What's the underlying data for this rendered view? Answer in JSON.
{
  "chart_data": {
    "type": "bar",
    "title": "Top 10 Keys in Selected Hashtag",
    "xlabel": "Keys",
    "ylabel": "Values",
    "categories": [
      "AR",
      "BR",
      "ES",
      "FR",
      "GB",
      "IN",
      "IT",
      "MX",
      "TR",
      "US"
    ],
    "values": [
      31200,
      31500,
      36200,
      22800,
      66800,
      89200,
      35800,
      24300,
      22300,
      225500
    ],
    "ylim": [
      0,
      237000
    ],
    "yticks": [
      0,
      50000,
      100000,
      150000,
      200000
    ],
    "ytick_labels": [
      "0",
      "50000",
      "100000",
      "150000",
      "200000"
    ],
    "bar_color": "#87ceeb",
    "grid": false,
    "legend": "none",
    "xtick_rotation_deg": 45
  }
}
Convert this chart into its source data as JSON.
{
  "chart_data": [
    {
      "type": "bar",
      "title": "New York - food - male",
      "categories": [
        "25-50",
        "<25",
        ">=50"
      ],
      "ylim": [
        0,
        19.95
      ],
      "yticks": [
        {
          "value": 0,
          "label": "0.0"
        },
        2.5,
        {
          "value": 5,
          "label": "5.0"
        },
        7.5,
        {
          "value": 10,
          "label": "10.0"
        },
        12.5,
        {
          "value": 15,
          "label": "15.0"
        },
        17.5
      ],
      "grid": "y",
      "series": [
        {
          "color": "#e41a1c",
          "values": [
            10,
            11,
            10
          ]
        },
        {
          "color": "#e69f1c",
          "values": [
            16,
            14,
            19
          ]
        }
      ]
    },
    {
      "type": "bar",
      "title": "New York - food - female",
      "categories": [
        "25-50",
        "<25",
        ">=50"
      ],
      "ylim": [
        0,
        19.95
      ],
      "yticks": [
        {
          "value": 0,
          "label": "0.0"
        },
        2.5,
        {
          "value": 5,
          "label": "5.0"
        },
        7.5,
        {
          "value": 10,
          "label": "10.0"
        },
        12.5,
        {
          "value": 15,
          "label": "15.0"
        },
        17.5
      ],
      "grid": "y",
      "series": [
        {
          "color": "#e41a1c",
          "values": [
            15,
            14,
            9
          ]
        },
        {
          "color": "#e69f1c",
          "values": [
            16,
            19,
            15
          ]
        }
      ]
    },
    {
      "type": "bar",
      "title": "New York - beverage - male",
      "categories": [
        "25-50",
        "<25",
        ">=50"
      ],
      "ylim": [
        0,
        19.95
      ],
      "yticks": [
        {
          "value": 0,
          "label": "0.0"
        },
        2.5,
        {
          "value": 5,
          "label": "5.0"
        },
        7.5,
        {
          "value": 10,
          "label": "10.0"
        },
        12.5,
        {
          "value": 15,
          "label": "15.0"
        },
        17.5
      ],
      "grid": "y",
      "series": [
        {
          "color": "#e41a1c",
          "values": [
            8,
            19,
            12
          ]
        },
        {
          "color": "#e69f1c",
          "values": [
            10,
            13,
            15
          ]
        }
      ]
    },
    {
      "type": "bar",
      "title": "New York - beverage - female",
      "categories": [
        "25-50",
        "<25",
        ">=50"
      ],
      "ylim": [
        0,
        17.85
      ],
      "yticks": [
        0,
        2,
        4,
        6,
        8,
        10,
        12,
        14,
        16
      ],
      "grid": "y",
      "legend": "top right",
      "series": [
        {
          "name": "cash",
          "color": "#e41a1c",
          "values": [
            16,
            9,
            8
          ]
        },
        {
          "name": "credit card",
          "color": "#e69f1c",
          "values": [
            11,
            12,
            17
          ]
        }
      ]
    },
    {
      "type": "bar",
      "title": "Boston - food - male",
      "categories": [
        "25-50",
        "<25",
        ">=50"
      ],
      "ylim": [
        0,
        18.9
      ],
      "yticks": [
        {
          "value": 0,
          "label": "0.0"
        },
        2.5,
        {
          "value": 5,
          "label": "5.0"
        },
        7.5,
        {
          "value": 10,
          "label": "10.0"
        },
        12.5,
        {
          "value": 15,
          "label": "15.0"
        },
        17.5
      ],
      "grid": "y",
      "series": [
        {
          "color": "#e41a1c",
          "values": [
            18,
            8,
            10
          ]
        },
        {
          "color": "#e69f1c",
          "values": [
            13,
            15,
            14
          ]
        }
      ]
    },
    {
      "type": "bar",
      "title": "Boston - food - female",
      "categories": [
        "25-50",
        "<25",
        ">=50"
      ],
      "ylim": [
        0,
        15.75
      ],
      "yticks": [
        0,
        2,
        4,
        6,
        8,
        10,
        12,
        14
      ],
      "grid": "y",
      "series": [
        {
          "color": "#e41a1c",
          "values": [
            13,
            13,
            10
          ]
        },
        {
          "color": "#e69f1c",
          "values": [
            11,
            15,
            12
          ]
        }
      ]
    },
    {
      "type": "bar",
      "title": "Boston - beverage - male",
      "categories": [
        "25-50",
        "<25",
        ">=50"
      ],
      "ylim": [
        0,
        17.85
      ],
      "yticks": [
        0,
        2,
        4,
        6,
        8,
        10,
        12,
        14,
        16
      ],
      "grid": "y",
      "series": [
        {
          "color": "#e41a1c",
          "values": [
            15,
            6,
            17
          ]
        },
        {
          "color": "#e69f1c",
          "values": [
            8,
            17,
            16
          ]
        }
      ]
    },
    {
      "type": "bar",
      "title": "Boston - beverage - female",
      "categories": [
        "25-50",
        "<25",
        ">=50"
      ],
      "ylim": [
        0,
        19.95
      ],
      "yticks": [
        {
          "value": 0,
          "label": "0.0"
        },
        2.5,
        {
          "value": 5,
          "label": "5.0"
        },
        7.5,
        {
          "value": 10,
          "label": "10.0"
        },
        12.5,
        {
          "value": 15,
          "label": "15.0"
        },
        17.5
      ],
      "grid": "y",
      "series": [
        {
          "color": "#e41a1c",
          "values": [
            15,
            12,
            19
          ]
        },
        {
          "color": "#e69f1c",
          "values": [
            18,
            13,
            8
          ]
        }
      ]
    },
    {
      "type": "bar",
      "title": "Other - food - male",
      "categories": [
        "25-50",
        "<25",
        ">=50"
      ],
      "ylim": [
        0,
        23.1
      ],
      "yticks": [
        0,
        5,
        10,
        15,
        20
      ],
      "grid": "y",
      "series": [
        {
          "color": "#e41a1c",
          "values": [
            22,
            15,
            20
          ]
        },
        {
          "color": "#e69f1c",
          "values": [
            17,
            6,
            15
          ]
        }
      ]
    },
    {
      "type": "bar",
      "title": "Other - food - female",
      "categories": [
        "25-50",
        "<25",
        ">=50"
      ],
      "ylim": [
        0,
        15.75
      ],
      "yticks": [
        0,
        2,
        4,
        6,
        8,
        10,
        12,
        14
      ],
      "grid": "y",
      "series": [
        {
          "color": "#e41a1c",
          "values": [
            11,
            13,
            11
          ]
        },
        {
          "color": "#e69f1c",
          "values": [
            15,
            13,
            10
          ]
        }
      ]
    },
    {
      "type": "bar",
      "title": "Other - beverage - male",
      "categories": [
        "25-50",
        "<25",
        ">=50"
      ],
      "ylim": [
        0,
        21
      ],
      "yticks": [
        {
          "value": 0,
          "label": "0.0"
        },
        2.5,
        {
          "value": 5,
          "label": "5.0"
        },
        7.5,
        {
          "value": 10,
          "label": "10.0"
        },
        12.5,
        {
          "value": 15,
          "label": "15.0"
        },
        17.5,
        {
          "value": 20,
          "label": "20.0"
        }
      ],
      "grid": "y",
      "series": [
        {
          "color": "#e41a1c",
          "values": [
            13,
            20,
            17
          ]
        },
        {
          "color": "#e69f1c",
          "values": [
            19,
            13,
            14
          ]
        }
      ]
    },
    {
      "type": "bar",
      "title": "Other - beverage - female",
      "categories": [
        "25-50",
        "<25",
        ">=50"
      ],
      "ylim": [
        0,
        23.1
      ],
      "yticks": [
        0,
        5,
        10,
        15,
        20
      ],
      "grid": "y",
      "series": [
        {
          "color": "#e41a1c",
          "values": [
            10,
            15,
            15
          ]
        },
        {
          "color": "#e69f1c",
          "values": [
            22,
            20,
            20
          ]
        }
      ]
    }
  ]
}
==================================================
§ **Exercise objective**:
Across the records, how many lines contain "Other"? Only the number should be given.

§ **Finished task**:
4